What is the number of lines containing the string "start"? Answer with the number only.

Figure data in JSON:

====

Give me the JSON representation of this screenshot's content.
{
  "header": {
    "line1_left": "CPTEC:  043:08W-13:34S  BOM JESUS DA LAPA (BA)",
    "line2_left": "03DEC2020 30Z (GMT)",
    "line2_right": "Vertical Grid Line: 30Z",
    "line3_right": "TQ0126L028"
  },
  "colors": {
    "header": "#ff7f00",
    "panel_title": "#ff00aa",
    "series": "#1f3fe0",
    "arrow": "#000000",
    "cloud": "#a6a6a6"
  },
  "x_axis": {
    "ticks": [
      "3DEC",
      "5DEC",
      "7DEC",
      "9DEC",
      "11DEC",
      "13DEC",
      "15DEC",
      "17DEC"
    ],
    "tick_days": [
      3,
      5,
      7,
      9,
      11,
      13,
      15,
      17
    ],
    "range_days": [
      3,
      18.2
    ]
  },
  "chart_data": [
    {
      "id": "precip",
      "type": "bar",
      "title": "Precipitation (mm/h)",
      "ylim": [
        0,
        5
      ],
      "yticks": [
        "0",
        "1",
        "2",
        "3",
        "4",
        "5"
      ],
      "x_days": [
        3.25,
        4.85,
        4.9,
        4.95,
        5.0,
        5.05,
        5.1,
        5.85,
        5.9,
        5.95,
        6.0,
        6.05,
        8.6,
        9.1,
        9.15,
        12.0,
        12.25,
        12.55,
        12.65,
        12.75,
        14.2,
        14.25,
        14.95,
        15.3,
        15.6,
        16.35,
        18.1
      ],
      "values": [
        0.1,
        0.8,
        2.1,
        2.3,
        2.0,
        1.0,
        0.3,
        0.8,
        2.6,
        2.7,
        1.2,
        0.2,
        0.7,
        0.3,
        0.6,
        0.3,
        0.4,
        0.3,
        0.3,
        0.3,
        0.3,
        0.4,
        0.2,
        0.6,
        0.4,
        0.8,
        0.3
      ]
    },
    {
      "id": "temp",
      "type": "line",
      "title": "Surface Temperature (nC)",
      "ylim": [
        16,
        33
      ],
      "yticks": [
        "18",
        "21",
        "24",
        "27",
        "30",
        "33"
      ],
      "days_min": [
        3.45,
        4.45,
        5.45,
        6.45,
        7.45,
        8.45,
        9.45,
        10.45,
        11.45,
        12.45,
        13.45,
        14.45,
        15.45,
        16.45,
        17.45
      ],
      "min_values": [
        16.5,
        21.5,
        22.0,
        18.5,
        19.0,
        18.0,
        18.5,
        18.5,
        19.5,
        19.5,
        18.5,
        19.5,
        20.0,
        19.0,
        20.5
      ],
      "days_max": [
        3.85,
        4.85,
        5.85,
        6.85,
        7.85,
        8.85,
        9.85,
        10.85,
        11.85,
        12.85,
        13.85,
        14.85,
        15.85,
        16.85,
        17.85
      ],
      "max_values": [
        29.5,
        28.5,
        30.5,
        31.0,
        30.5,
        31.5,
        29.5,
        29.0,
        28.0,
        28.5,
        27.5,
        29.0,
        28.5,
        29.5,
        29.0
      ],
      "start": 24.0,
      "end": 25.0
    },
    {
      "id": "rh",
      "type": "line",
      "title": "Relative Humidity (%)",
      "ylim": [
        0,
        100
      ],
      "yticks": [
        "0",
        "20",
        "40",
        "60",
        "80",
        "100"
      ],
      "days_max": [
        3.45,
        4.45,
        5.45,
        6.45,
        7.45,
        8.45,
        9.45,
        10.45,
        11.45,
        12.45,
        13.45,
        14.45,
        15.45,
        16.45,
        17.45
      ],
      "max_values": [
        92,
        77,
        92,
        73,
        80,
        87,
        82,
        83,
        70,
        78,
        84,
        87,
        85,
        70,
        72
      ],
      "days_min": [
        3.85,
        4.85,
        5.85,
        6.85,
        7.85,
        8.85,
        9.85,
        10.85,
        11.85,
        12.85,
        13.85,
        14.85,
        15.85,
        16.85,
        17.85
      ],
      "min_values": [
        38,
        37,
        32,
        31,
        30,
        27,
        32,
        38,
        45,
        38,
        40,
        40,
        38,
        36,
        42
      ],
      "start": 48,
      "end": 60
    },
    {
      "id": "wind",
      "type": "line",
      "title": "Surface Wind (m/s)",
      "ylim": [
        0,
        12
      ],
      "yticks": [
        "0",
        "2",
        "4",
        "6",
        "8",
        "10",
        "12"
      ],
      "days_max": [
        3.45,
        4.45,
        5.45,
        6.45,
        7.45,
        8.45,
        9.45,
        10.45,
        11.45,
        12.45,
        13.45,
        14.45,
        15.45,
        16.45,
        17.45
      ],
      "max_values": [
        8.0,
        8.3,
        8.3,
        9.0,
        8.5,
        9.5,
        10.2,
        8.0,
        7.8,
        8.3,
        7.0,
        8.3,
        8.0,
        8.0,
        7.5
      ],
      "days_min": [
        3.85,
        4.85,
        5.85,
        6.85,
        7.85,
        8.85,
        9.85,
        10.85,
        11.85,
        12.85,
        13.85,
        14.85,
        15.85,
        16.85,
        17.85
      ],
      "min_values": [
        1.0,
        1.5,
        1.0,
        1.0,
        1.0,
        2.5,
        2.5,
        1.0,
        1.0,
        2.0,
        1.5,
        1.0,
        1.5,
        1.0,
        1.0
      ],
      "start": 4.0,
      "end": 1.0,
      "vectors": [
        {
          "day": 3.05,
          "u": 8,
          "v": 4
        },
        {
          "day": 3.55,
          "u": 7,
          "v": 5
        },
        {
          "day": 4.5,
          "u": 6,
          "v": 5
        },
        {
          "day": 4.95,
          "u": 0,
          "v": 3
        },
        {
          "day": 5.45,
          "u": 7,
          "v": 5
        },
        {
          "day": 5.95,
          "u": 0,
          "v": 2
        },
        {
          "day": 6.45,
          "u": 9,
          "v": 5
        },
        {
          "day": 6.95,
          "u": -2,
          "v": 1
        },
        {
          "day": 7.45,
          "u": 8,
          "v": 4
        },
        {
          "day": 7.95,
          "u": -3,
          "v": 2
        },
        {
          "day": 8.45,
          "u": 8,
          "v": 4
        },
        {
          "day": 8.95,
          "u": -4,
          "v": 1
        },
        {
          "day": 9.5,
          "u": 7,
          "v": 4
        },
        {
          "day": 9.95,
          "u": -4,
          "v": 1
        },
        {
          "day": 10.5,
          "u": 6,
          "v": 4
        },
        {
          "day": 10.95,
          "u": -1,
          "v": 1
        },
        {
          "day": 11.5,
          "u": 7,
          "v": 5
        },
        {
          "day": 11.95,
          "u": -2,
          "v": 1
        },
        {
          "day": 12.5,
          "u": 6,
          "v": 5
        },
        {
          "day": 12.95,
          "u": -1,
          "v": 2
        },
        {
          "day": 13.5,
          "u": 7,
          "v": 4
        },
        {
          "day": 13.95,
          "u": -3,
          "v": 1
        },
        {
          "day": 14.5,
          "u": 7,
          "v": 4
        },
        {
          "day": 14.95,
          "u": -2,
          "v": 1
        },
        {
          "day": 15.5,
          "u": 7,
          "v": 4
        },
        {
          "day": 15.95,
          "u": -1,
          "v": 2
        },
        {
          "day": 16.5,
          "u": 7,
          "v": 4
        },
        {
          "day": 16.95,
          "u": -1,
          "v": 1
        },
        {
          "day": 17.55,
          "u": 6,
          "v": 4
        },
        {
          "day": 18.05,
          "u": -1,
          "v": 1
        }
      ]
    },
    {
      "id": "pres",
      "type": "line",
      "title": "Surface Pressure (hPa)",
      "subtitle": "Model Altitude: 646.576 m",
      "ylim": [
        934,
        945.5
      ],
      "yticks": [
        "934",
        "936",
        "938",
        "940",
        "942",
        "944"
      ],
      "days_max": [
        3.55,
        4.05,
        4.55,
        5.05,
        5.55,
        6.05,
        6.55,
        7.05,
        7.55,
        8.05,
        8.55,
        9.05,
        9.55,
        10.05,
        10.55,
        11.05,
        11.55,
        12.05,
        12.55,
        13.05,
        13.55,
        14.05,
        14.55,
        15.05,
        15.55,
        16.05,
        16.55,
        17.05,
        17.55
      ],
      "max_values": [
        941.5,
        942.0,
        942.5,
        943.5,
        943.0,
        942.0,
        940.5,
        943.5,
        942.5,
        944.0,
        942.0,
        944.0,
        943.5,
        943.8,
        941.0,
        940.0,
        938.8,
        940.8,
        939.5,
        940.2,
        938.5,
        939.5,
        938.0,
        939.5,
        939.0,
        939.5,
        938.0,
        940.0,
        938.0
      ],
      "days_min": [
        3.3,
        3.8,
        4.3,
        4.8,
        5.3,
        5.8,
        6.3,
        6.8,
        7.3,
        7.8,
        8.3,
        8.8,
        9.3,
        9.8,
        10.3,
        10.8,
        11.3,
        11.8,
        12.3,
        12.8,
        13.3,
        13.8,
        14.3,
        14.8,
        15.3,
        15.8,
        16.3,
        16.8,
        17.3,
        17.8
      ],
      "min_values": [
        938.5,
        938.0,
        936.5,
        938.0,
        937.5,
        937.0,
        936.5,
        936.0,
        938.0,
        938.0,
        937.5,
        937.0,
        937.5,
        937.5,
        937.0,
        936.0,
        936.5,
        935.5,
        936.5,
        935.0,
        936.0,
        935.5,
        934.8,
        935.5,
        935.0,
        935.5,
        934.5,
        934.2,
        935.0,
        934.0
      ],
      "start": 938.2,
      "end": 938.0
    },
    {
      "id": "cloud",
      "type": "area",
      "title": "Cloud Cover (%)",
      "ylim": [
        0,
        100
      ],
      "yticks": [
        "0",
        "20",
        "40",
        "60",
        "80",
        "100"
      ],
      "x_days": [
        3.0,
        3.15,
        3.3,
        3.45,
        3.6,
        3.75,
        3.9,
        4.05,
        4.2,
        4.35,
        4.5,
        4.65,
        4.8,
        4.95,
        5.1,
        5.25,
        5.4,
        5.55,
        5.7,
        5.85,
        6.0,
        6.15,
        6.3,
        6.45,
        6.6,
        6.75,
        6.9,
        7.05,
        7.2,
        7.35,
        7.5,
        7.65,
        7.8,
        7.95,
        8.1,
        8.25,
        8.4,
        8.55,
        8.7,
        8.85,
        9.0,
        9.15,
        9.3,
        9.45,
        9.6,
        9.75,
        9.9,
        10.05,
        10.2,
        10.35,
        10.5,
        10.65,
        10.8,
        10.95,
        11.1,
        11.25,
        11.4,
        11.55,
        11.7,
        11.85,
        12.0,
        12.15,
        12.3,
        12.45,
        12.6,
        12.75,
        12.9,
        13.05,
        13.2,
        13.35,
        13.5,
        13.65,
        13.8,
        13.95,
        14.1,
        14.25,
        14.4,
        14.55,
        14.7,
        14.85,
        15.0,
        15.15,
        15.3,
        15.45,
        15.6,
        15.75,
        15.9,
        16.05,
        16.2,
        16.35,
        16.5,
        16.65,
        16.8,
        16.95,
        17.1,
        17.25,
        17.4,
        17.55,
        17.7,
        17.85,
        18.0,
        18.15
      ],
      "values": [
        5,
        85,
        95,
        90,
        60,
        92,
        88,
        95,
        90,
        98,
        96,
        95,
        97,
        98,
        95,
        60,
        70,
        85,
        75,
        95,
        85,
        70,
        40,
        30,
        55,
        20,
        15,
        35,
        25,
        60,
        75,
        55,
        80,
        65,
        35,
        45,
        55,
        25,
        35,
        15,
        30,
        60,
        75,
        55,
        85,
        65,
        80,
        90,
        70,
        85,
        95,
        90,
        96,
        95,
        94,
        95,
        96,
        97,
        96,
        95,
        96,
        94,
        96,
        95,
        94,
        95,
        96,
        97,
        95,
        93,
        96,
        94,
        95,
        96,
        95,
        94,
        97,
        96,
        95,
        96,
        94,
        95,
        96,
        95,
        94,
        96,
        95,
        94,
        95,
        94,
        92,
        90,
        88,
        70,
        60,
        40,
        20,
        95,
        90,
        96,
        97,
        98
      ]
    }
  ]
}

====

● TASK SOLUTION: 4